___ RAW DATA

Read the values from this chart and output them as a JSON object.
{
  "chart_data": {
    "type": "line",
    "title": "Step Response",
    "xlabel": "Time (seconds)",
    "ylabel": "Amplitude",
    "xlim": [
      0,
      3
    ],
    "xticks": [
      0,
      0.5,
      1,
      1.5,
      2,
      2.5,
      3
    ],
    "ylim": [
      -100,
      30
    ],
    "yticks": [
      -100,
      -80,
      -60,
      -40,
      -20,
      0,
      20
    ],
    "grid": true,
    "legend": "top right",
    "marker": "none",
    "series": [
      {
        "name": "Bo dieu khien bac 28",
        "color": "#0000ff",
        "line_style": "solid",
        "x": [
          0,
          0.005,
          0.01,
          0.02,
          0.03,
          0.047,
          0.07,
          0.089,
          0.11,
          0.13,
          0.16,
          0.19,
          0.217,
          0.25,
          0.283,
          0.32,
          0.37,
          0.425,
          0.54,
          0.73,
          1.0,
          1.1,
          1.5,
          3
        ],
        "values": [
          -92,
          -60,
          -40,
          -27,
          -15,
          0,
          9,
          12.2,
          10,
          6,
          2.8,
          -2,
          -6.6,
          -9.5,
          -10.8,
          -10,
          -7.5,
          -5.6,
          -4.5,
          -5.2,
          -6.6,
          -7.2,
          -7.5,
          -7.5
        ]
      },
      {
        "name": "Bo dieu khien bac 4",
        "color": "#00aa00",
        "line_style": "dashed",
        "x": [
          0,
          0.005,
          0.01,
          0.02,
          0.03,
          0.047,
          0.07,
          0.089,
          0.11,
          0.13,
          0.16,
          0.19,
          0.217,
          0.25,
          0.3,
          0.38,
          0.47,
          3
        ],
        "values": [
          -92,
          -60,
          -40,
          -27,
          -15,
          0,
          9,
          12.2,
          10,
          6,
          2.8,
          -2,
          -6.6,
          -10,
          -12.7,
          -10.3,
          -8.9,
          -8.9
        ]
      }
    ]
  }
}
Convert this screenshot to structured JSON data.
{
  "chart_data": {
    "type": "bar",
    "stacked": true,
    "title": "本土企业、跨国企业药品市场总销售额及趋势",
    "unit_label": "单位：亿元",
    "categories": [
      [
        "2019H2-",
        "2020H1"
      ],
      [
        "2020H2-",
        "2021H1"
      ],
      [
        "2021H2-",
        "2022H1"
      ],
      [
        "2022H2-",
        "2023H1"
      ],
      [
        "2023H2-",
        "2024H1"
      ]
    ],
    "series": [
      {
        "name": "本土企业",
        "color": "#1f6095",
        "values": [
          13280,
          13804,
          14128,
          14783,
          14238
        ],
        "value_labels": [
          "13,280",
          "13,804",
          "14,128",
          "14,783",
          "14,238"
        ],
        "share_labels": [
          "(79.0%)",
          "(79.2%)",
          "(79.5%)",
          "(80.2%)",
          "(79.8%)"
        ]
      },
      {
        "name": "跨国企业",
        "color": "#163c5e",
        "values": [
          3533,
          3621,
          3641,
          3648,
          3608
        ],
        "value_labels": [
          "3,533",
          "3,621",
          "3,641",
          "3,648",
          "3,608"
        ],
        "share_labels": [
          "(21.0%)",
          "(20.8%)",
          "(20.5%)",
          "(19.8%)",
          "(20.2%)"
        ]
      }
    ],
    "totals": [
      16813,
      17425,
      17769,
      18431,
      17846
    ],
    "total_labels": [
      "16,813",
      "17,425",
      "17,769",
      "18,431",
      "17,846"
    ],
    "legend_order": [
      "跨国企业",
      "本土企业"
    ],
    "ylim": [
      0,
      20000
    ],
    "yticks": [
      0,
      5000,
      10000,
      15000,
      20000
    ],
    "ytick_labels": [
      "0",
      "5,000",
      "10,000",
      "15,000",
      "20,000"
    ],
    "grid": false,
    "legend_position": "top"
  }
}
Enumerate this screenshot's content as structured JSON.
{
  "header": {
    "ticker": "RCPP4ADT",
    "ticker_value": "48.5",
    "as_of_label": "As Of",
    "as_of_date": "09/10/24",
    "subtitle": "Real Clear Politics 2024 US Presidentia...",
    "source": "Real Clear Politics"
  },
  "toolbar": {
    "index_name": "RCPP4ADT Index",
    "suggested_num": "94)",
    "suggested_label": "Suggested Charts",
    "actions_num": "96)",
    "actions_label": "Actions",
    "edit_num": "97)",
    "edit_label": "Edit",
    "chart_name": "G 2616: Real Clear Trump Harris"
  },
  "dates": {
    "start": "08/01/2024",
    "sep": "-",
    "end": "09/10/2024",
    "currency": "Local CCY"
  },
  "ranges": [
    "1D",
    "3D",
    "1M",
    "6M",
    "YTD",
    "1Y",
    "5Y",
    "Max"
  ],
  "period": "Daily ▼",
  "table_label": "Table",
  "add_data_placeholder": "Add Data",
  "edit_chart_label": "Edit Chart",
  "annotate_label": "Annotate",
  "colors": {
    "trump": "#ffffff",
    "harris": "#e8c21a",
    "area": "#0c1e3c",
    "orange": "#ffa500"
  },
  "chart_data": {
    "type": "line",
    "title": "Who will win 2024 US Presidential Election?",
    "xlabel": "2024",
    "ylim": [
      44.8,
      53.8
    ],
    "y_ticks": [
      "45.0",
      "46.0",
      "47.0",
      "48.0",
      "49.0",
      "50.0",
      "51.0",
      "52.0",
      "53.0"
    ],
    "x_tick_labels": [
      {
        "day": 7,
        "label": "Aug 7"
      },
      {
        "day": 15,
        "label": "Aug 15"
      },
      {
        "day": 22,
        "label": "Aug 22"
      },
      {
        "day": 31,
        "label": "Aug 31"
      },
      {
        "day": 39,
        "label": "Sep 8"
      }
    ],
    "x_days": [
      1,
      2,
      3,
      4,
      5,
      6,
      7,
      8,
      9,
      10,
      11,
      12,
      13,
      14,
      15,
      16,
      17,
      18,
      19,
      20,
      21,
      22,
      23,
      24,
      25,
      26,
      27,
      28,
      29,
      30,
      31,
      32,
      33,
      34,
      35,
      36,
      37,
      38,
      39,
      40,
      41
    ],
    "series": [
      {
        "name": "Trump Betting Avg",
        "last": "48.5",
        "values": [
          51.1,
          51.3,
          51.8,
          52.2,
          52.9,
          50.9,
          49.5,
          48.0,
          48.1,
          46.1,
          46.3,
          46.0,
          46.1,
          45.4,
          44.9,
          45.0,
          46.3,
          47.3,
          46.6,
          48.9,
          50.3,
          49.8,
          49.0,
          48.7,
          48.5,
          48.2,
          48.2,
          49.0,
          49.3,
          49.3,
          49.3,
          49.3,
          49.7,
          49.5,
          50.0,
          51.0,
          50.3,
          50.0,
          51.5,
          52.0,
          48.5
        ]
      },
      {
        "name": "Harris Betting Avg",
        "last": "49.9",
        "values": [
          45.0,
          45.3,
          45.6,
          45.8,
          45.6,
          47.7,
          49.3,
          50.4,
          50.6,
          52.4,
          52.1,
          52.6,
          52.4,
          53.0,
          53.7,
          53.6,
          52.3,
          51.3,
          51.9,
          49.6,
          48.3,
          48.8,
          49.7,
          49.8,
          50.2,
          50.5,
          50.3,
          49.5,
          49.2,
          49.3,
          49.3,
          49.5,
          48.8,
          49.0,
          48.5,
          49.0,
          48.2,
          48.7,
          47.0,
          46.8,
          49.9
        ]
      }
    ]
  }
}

______

All of the entries above should be written out again exactly.

Read the values from this chart and output them as a JSON object.
{
  "chart_data": {
    "type": "line",
    "title": "Step Response",
    "xlabel": "Time (seconds)",
    "ylabel": "Amplitude",
    "xlim": [
      0,
      3
    ],
    "xticks": [
      0,
      0.5,
      1,
      1.5,
      2,
      2.5,
      3
    ],
    "ylim": [
      -100,
      30
    ],
    "yticks": [
      -100,
      -80,
      -60,
      -40,
      -20,
      0,
      20
    ],
    "grid": true,
    "legend": "top right",
    "marker": "none",
    "series": [
      {
        "name": "Bo dieu khien bac 28",
        "color": "#0000ff",
        "line_style": "solid",
        "x": [
          0,
          0.005,
          0.01,
          0.02,
          0.03,
          0.047,
          0.07,
          0.089,
          0.11,
          0.13,
          0.16,
          0.19,
          0.217,
          0.25,
          0.283,
          0.32,
          0.37,
          0.425,
          0.54,
          0.73,
          1.0,
          1.1,
          1.5,
          3
        ],
        "values": [
          -92,
          -60,
          -40,
          -27,
          -15,
          0,
          9,
          12.2,
          10,
          6,
          2.8,
          -2,
          -6.6,
          -9.5,
          -10.8,
          -10,
          -7.5,
          -5.6,
          -4.5,
          -5.2,
          -6.6,
          -7.2,
          -7.5,
          -7.5
        ]
      },
      {
        "name": "Bo dieu khien bac 4",
        "color": "#00aa00",
        "line_style": "dashed",
        "x": [
          0,
          0.005,
          0.01,
          0.02,
          0.03,
          0.047,
          0.07,
          0.089,
          0.11,
          0.13,
          0.16,
          0.19,
          0.217,
          0.25,
          0.3,
          0.38,
          0.47,
          3
        ],
        "values": [
          -92,
          -60,
          -40,
          -27,
          -15,
          0,
          9,
          12.2,
          10,
          6,
          2.8,
          -2,
          -6.6,
          -10,
          -12.7,
          -10.3,
          -8.9,
          -8.9
        ]
      }
    ]
  }
}
Convert this screenshot to structured JSON data.
{
  "chart_data": {
    "type": "bar",
    "stacked": true,
    "title": "本土企业、跨国企业药品市场总销售额及趋势",
    "unit_label": "单位：亿元",
    "categories": [
      [
        "2019H2-",
        "2020H1"
      ],
      [
        "2020H2-",
        "2021H1"
      ],
      [
        "2021H2-",
        "2022H1"
      ],
      [
        "2022H2-",
        "2023H1"
      ],
      [
        "2023H2-",
        "2024H1"
      ]
    ],
    "series": [
      {
        "name": "本土企业",
        "color": "#1f6095",
        "values": [
          13280,
          13804,
          14128,
          14783,
          14238
        ],
        "value_labels": [
          "13,280",
          "13,804",
          "14,128",
          "14,783",
          "14,238"
        ],
        "share_labels": [
          "(79.0%)",
          "(79.2%)",
          "(79.5%)",
          "(80.2%)",
          "(79.8%)"
        ]
      },
      {
        "name": "跨国企业",
        "color": "#163c5e",
        "values": [
          3533,
          3621,
          3641,
          3648,
          3608
        ],
        "value_labels": [
          "3,533",
          "3,621",
          "3,641",
          "3,648",
          "3,608"
        ],
        "share_labels": [
          "(21.0%)",
          "(20.8%)",
          "(20.5%)",
          "(19.8%)",
          "(20.2%)"
        ]
      }
    ],
    "totals": [
      16813,
      17425,
      17769,
      18431,
      17846
    ],
    "total_labels": [
      "16,813",
      "17,425",
      "17,769",
      "18,431",
      "17,846"
    ],
    "legend_order": [
      "跨国企业",
      "本土企业"
    ],
    "ylim": [
      0,
      20000
    ],
    "yticks": [
      0,
      5000,
      10000,
      15000,
      20000
    ],
    "ytick_labels": [
      "0",
      "5,000",
      "10,000",
      "15,000",
      "20,000"
    ],
    "grid": false,
    "legend_position": "top"
  }
}
Enumerate this screenshot's content as structured JSON.
{
  "header": {
    "ticker": "RCPP4ADT",
    "ticker_value": "48.5",
    "as_of_label": "As Of",
    "as_of_date": "09/10/24",
    "subtitle": "Real Clear Politics 2024 US Presidentia...",
    "source": "Real Clear Politics"
  },
  "toolbar": {
    "index_name": "RCPP4ADT Index",
    "suggested_num": "94)",
    "suggested_label": "Suggested Charts",
    "actions_num": "96)",
    "actions_label": "Actions",
    "edit_num": "97)",
    "edit_label": "Edit",
    "chart_name": "G 2616: Real Clear Trump Harris"
  },
  "dates": {
    "start": "08/01/2024",
    "sep": "-",
    "end": "09/10/2024",
    "currency": "Local CCY"
  },
  "ranges": [
    "1D",
    "3D",
    "1M",
    "6M",
    "YTD",
    "1Y",
    "5Y",
    "Max"
  ],
  "period": "Daily ▼",
  "table_label": "Table",
  "add_data_placeholder": "Add Data",
  "edit_chart_label": "Edit Chart",
  "annotate_label": "Annotate",
  "colors": {
    "trump": "#ffffff",
    "harris": "#e8c21a",
    "area": "#0c1e3c",
    "orange": "#ffa500"
  },
  "chart_data": {
    "type": "line",
    "title": "Who will win 2024 US Presidential Election?",
    "xlabel": "2024",
    "ylim": [
      44.8,
      53.8
    ],
    "y_ticks": [
      "45.0",
      "46.0",
      "47.0",
      "48.0",
      "49.0",
      "50.0",
      "51.0",
      "52.0",
      "53.0"
    ],
    "x_tick_labels": [
      {
        "day": 7,
        "label": "Aug 7"
      },
      {
        "day": 15,
        "label": "Aug 15"
      },
      {
        "day": 22,
        "label": "Aug 22"
      },
      {
        "day": 31,
        "label": "Aug 31"
      },
      {
        "day": 39,
        "label": "Sep 8"
      }
    ],
    "x_days": [
      1,
      2,
      3,
      4,
      5,
      6,
      7,
      8,
      9,
      10,
      11,
      12,
      13,
      14,
      15,
      16,
      17,
      18,
      19,
      20,
      21,
      22,
      23,
      24,
      25,
      26,
      27,
      28,
      29,
      30,
      31,
      32,
      33,
      34,
      35,
      36,
      37,
      38,
      39,
      40,
      41
    ],
    "series": [
      {
        "name": "Trump Betting Avg",
        "last": "48.5",
        "values": [
          51.1,
          51.3,
          51.8,
          52.2,
          52.9,
          50.9,
          49.5,
          48.0,
          48.1,
          46.1,
          46.3,
          46.0,
          46.1,
          45.4,
          44.9,
          45.0,
          46.3,
          47.3,
          46.6,
          48.9,
          50.3,
          49.8,
          49.0,
          48.7,
          48.5,
          48.2,
          48.2,
          49.0,
          49.3,
          49.3,
          49.3,
          49.3,
          49.7,
          49.5,
          50.0,
          51.0,
          50.3,
          50.0,
          51.5,
          52.0,
          48.5
        ]
      },
      {
        "name": "Harris Betting Avg",
        "last": "49.9",
        "values": [
          45.0,
          45.3,
          45.6,
          45.8,
          45.6,
          47.7,
          49.3,
          50.4,
          50.6,
          52.4,
          52.1,
          52.6,
          52.4,
          53.0,
          53.7,
          53.6,
          52.3,
          51.3,
          51.9,
          49.6,
          48.3,
          48.8,
          49.7,
          49.8,
          50.2,
          50.5,
          50.3,
          49.5,
          49.2,
          49.3,
          49.3,
          49.5,
          48.8,
          49.0,
          48.5,
          49.0,
          48.2,
          48.7,
          47.0,
          46.8,
          49.9
        ]
      }
    ]
  }
}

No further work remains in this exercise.